§ **Travail demandé**:
(a) Dans le passage sur l'autonomie du Sahara, relevez tous les plans sur lesquels les Sahraouis sont liés à la Mauritanie et à l'Algérie.
(b) D'après le passage sur l'autonomie du Sahara, quelle est la source des problèmes de la Somalie ?

§ **Passage fourni**:

──────────────────────────────

Cette autonomie nous suffit largement. L’Afrique a tellement de problèmes, de difficultés et de crises. Les petitis pays, généralement bâtis sur des considérations tribales, n’arrivent pas à s’en sortir. Voyons la Somalie, notre frère arabe et africain dont la source des problèmes est l’impossibilité de concilier les tribus en présence. Voyez ce qui se passe au Darfour dans l’ouest soudanais où d’autres tribus continuent de s’entretuer.

On ne peut ériger une petite entité en Etat sur des bases purement tribales au Sahara. Car cela constituera une source permanente de malheurs et de conflits pour tous les pays du Maghreb, pour l’Afrique et même à l’échelle mondiale. Nous sommes à peine à quelques kilomètres de l’Europe de l’ouest, de cet Occident qui s’efforce, sous l’impulsion de l’Union européenne et des USA, de créer les conditions d’une paix mondiale durable. Nous devons, donc, éviter tout ce qui est de nature à conduire à des tensions.

A partir de là, l’autonomie est la solution idéale pour le Sahara. D’abord parce qu’elle satisfait les revendications des citoyens et surtout parce qu’elle peut nous éviter l’instabilité et les situations de ni guerre ni paix. D’autre part, elle contribue à renforcer la fraternité entre les pays et les peuples maghrébins. Car les Sahraouis sont également liés à la Mauritanie et à l’Algérie aux plans humain, familial et géographique.

──────────────────────────────

§ **Informations fournies**:
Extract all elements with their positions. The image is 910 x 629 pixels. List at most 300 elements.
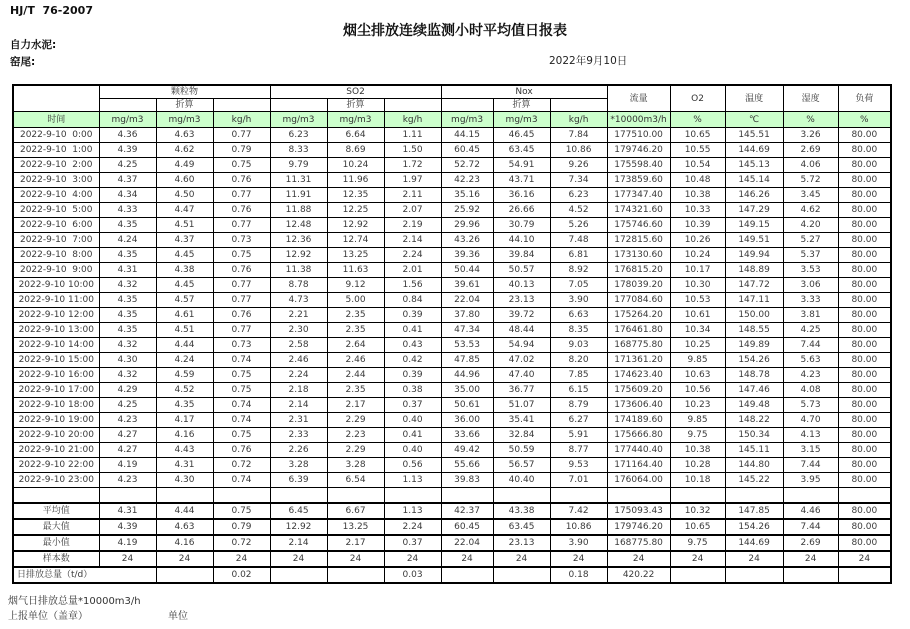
row-value: 42.23 — [441, 173, 493, 188]
blank-row — [13, 488, 891, 504]
blank-cell — [607, 488, 670, 504]
row-value: 10.48 — [670, 173, 725, 188]
row-value: 10.30 — [670, 278, 725, 293]
row-value: 5.91 — [550, 428, 607, 443]
row-value: 9.03 — [550, 338, 607, 353]
blank-cell — [725, 488, 783, 504]
summary-value: 168775.80 — [607, 535, 670, 551]
row-value: 80.00 — [838, 203, 891, 218]
row-value: 0.40 — [384, 413, 441, 428]
summary-value: 1.13 — [384, 503, 441, 519]
row-value: 80.00 — [838, 398, 891, 413]
row-value: 4.35 — [99, 323, 156, 338]
row-value: 7.34 — [550, 173, 607, 188]
daily-total-label: 日排放总量（t/d） — [13, 567, 156, 583]
group-nox: Nox — [441, 85, 607, 99]
row-value: 0.37 — [384, 398, 441, 413]
row-value: 54.94 — [493, 338, 550, 353]
row-value: 0.40 — [384, 443, 441, 458]
row-value: 4.62 — [783, 203, 838, 218]
summary-value: 24 — [213, 551, 270, 567]
row-value: 4.27 — [99, 428, 156, 443]
row-value: 50.61 — [441, 398, 493, 413]
summary-rows — [13, 503, 891, 583]
row-time: 2022-9-10 23:00 — [13, 473, 99, 488]
row-value: 80.00 — [838, 143, 891, 158]
row-value: 39.83 — [441, 473, 493, 488]
row-value: 0.77 — [213, 323, 270, 338]
row-value: 0.77 — [213, 128, 270, 143]
row-value: 80.00 — [838, 458, 891, 473]
row-time: 2022-9-10 11:00 — [13, 293, 99, 308]
row-value: 80.00 — [838, 293, 891, 308]
row-value: 4.38 — [156, 263, 213, 278]
row-value: 8.78 — [270, 278, 327, 293]
row-value: 0.75 — [213, 428, 270, 443]
summary-value: 147.85 — [725, 503, 783, 519]
row-value: 48.44 — [493, 323, 550, 338]
row-value: 4.19 — [99, 458, 156, 473]
row-value: 47.02 — [493, 353, 550, 368]
row-value: 2.35 — [327, 308, 384, 323]
summary-value: 80.00 — [838, 503, 891, 519]
row-value: 176815.20 — [607, 263, 670, 278]
row-value: 179746.20 — [607, 143, 670, 158]
row-value: 44.96 — [441, 368, 493, 383]
row-value: 149.51 — [725, 233, 783, 248]
row-value: 173859.60 — [607, 173, 670, 188]
header-group-row — [13, 85, 891, 99]
row-value: 12.74 — [327, 233, 384, 248]
row-value: 44.10 — [493, 233, 550, 248]
row-value: 1.50 — [384, 143, 441, 158]
row-value: 174321.60 — [607, 203, 670, 218]
summary-value: 0.75 — [213, 503, 270, 519]
row-value: 5.27 — [783, 233, 838, 248]
summary-value: 179746.20 — [607, 519, 670, 535]
row-value: 9.12 — [327, 278, 384, 293]
summary-value: 80.00 — [838, 535, 891, 551]
row-value: 10.38 — [670, 443, 725, 458]
converted-label-nox: 折算 — [493, 99, 550, 112]
summary-row — [13, 503, 891, 519]
row-time: 2022-9-10 17:00 — [13, 383, 99, 398]
row-value: 8.20 — [550, 353, 607, 368]
row-value: 10.28 — [670, 458, 725, 473]
row-value: 6.15 — [550, 383, 607, 398]
row-value: 6.23 — [550, 188, 607, 203]
row-time: 2022-9-10 18:00 — [13, 398, 99, 413]
unit-header: mg/m3 — [156, 112, 213, 128]
row-value: 0.76 — [213, 308, 270, 323]
row-value: 2.14 — [384, 233, 441, 248]
table-row — [13, 218, 891, 233]
row-value: 80.00 — [838, 218, 891, 233]
row-value: 171361.20 — [607, 353, 670, 368]
monitoring-site: 窑尾: — [10, 56, 36, 68]
row-time: 2022-9-10 1:00 — [13, 143, 99, 158]
row-value: 149.48 — [725, 398, 783, 413]
row-value: 0.84 — [384, 293, 441, 308]
row-value: 0.77 — [213, 188, 270, 203]
row-value: 10.54 — [670, 158, 725, 173]
row-value: 145.51 — [725, 128, 783, 143]
group-humidity: 湿度 — [783, 85, 838, 112]
row-value: 3.95 — [783, 473, 838, 488]
row-value: 5.73 — [783, 398, 838, 413]
blank-cell — [783, 488, 838, 504]
summary-label: 最小值 — [13, 535, 99, 551]
row-time: 2022-9-10 4:00 — [13, 188, 99, 203]
unit-header: % — [783, 112, 838, 128]
row-value: 6.63 — [550, 308, 607, 323]
table-row — [13, 203, 891, 218]
unit-header: kg/h — [384, 112, 441, 128]
row-time: 2022-9-10 2:00 — [13, 158, 99, 173]
summary-value: 0.37 — [384, 535, 441, 551]
row-value: 4.25 — [99, 158, 156, 173]
time-column-header: 时间 — [13, 112, 99, 128]
table-row — [13, 293, 891, 308]
row-value: 80.00 — [838, 188, 891, 203]
row-value: 177347.40 — [607, 188, 670, 203]
daily-total-value — [156, 567, 213, 583]
summary-value: 6.67 — [327, 503, 384, 519]
unit-header: mg/m3 — [327, 112, 384, 128]
row-value: 0.39 — [384, 368, 441, 383]
summary-row — [13, 519, 891, 535]
blank-cell — [13, 488, 99, 504]
row-value: 2.31 — [270, 413, 327, 428]
row-value: 4.73 — [270, 293, 327, 308]
row-value: 0.76 — [213, 173, 270, 188]
row-value: 3.33 — [783, 293, 838, 308]
summary-value: 42.37 — [441, 503, 493, 519]
summary-value: 0.72 — [213, 535, 270, 551]
row-value: 4.52 — [550, 203, 607, 218]
row-value: 4.62 — [156, 143, 213, 158]
row-value: 10.25 — [670, 338, 725, 353]
row-value: 4.59 — [156, 368, 213, 383]
summary-value: 24 — [838, 551, 891, 567]
row-value: 168775.80 — [607, 338, 670, 353]
row-value: 4.32 — [99, 368, 156, 383]
row-value: 145.22 — [725, 473, 783, 488]
row-value: 147.46 — [725, 383, 783, 398]
summary-label: 平均值 — [13, 503, 99, 519]
row-value: 2.18 — [270, 383, 327, 398]
group-flow: 流量 — [607, 85, 670, 112]
row-value: 52.72 — [441, 158, 493, 173]
row-value: 47.34 — [441, 323, 493, 338]
row-value: 0.76 — [213, 443, 270, 458]
row-value: 4.35 — [99, 248, 156, 263]
table-row — [13, 353, 891, 368]
row-value: 43.26 — [441, 233, 493, 248]
group-so2: SO2 — [270, 85, 441, 99]
row-time: 2022-9-10 21:00 — [13, 443, 99, 458]
row-value: 11.91 — [270, 188, 327, 203]
row-value: 5.72 — [783, 173, 838, 188]
row-value: 40.40 — [493, 473, 550, 488]
row-value: 2.33 — [270, 428, 327, 443]
row-value: 30.79 — [493, 218, 550, 233]
row-value: 10.26 — [670, 233, 725, 248]
daily-total-value — [493, 567, 550, 583]
daily-total-value — [838, 567, 891, 583]
blank-cell — [384, 488, 441, 504]
row-time: 2022-9-10 16:00 — [13, 368, 99, 383]
row-value: 37.80 — [441, 308, 493, 323]
row-time: 2022-9-10 10:00 — [13, 278, 99, 293]
row-value: 154.26 — [725, 353, 783, 368]
row-value: 8.69 — [327, 143, 384, 158]
row-value: 0.76 — [213, 263, 270, 278]
summary-value: 24 — [725, 551, 783, 567]
row-value: 3.26 — [783, 128, 838, 143]
table-row — [13, 413, 891, 428]
row-value: 5.37 — [783, 248, 838, 263]
row-value: 80.00 — [838, 233, 891, 248]
row-value: 80.00 — [838, 278, 891, 293]
row-value: 10.63 — [670, 368, 725, 383]
row-value: 12.35 — [327, 188, 384, 203]
row-value: 6.39 — [270, 473, 327, 488]
summary-value: 4.44 — [156, 503, 213, 519]
row-value: 9.53 — [550, 458, 607, 473]
summary-value: 2.17 — [327, 535, 384, 551]
unit-header: mg/m3 — [99, 112, 156, 128]
row-value: 4.17 — [156, 413, 213, 428]
blank-cell — [213, 488, 270, 504]
row-value: 32.84 — [493, 428, 550, 443]
row-value: 29.96 — [441, 218, 493, 233]
summary-value: 23.13 — [493, 535, 550, 551]
row-value: 150.34 — [725, 428, 783, 443]
group-pm: 颗粒物 — [99, 85, 270, 99]
row-value: 176064.00 — [607, 473, 670, 488]
row-value: 175746.60 — [607, 218, 670, 233]
monitoring-table — [12, 84, 892, 584]
row-time: 2022-9-10 6:00 — [13, 218, 99, 233]
row-value: 2.21 — [270, 308, 327, 323]
row-value: 10.53 — [670, 293, 725, 308]
summary-value: 24 — [783, 551, 838, 567]
row-value: 22.04 — [441, 293, 493, 308]
unit-header: kg/h — [550, 112, 607, 128]
row-value: 0.75 — [213, 248, 270, 263]
row-value: 144.69 — [725, 143, 783, 158]
summary-value: 22.04 — [441, 535, 493, 551]
blank-cell — [327, 488, 384, 504]
summary-value: 24 — [99, 551, 156, 567]
row-value: 7.44 — [783, 338, 838, 353]
row-value: 10.24 — [670, 248, 725, 263]
row-value: 39.72 — [493, 308, 550, 323]
row-value: 4.35 — [99, 293, 156, 308]
row-value: 4.63 — [156, 128, 213, 143]
row-time: 2022-9-10 19:00 — [13, 413, 99, 428]
header-units-row — [13, 112, 891, 128]
row-value: 4.32 — [99, 338, 156, 353]
row-value: 150.00 — [725, 308, 783, 323]
summary-row — [13, 551, 891, 567]
row-value: 173130.60 — [607, 248, 670, 263]
table-row — [13, 398, 891, 413]
table-row — [13, 248, 891, 263]
row-value: 3.53 — [783, 263, 838, 278]
row-value: 175264.20 — [607, 308, 670, 323]
row-value: 145.13 — [725, 158, 783, 173]
row-value: 2.07 — [384, 203, 441, 218]
row-value: 4.06 — [783, 158, 838, 173]
row-value: 10.86 — [550, 143, 607, 158]
summary-value: 10.65 — [670, 519, 725, 535]
row-value: 13.25 — [327, 248, 384, 263]
summary-value: 12.92 — [270, 519, 327, 535]
summary-value: 3.90 — [550, 535, 607, 551]
row-value: 2.14 — [270, 398, 327, 413]
time-header-spacer — [13, 85, 99, 112]
row-value: 3.81 — [783, 308, 838, 323]
unit-header: % — [838, 112, 891, 128]
row-value: 0.77 — [213, 293, 270, 308]
row-value: 9.75 — [670, 428, 725, 443]
row-value: 2.01 — [384, 263, 441, 278]
group-o2: O2 — [670, 85, 725, 112]
row-value: 148.89 — [725, 263, 783, 278]
summary-value: 63.45 — [493, 519, 550, 535]
summary-label: 最大值 — [13, 519, 99, 535]
row-time: 2022-9-10 20:00 — [13, 428, 99, 443]
row-value: 4.39 — [99, 143, 156, 158]
row-value: 10.61 — [670, 308, 725, 323]
row-value: 4.51 — [156, 218, 213, 233]
row-value: 50.44 — [441, 263, 493, 278]
daily-total-value — [327, 567, 384, 583]
row-value: 2.24 — [270, 368, 327, 383]
summary-value: 175093.43 — [607, 503, 670, 519]
row-value: 2.29 — [327, 413, 384, 428]
table-row — [13, 473, 891, 488]
row-time: 2022-9-10 14:00 — [13, 338, 99, 353]
row-value: 0.38 — [384, 383, 441, 398]
row-value: 4.16 — [156, 428, 213, 443]
row-time: 2022-9-10 3:00 — [13, 173, 99, 188]
page-title: 烟尘排放连续监测小时平均值日报表 — [343, 23, 567, 39]
row-time: 2022-9-10 9:00 — [13, 263, 99, 278]
table-row — [13, 263, 891, 278]
summary-value: 43.38 — [493, 503, 550, 519]
row-value: 0.39 — [384, 308, 441, 323]
row-value: 5.26 — [550, 218, 607, 233]
row-value: 0.41 — [384, 323, 441, 338]
summary-value: 9.75 — [670, 535, 725, 551]
row-value: 8.35 — [550, 323, 607, 338]
row-value: 36.77 — [493, 383, 550, 398]
row-value: 10.55 — [670, 143, 725, 158]
row-value: 80.00 — [838, 443, 891, 458]
row-value: 3.15 — [783, 443, 838, 458]
row-value: 10.17 — [670, 263, 725, 278]
row-value: 80.00 — [838, 383, 891, 398]
row-value: 10.23 — [670, 398, 725, 413]
row-value: 4.70 — [783, 413, 838, 428]
row-value: 144.80 — [725, 458, 783, 473]
daily-total-value — [441, 567, 493, 583]
row-value: 35.00 — [441, 383, 493, 398]
row-value: 6.23 — [270, 128, 327, 143]
row-value: 39.61 — [441, 278, 493, 293]
row-value: 149.94 — [725, 248, 783, 263]
table-row — [13, 173, 891, 188]
summary-value: 4.16 — [156, 535, 213, 551]
row-value: 147.29 — [725, 203, 783, 218]
unit-header: ℃ — [725, 112, 783, 128]
row-value: 2.46 — [327, 353, 384, 368]
unit-header: *10000m3/h — [607, 112, 670, 128]
summary-value: 2.69 — [783, 535, 838, 551]
unit-label: 单位 — [168, 611, 188, 622]
row-value: 4.49 — [156, 158, 213, 173]
row-value: 1.56 — [384, 278, 441, 293]
summary-value: 154.26 — [725, 519, 783, 535]
row-value: 0.75 — [213, 368, 270, 383]
row-value: 80.00 — [838, 173, 891, 188]
row-value: 175598.40 — [607, 158, 670, 173]
daily-total-value: 0.02 — [213, 567, 270, 583]
row-value: 0.74 — [213, 413, 270, 428]
table-row — [13, 308, 891, 323]
row-value: 6.64 — [327, 128, 384, 143]
group-load: 负荷 — [838, 85, 891, 112]
row-value: 80.00 — [838, 158, 891, 173]
row-value: 178039.20 — [607, 278, 670, 293]
daily-total-value — [783, 567, 838, 583]
summary-value: 144.69 — [725, 535, 783, 551]
row-value: 149.15 — [725, 218, 783, 233]
blank-cell — [270, 488, 327, 504]
flue-gas-total-note: 烟气日排放总量*10000m3/h — [8, 596, 141, 607]
row-value: 10.38 — [670, 188, 725, 203]
row-value: 11.31 — [270, 173, 327, 188]
row-value: 9.85 — [670, 413, 725, 428]
row-value: 12.92 — [327, 218, 384, 233]
row-value: 44.15 — [441, 128, 493, 143]
row-value: 4.33 — [99, 203, 156, 218]
table-row — [13, 278, 891, 293]
row-value: 4.32 — [99, 278, 156, 293]
row-value: 2.24 — [384, 248, 441, 263]
summary-value: 4.63 — [156, 519, 213, 535]
row-value: 4.47 — [156, 203, 213, 218]
reporting-unit-label: 上报单位（盖章） — [8, 611, 88, 622]
row-value: 0.75 — [213, 158, 270, 173]
row-value: 8.92 — [550, 263, 607, 278]
row-value: 35.16 — [441, 188, 493, 203]
row-value: 4.34 — [99, 188, 156, 203]
row-value: 12.48 — [270, 218, 327, 233]
row-value: 2.44 — [327, 368, 384, 383]
unit-header: mg/m3 — [270, 112, 327, 128]
row-value: 2.26 — [270, 443, 327, 458]
row-value: 4.52 — [156, 383, 213, 398]
row-time: 2022-9-10 5:00 — [13, 203, 99, 218]
row-value: 0.74 — [213, 398, 270, 413]
row-value: 55.66 — [441, 458, 493, 473]
row-value: 4.51 — [156, 323, 213, 338]
row-value: 4.23 — [99, 473, 156, 488]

──────────────────────────────

§ **Réponses attendues**:
(a) Le plan humain, le plan familial et le plan géographique.

(b) L'impossibilité de concilier les tribus en présence.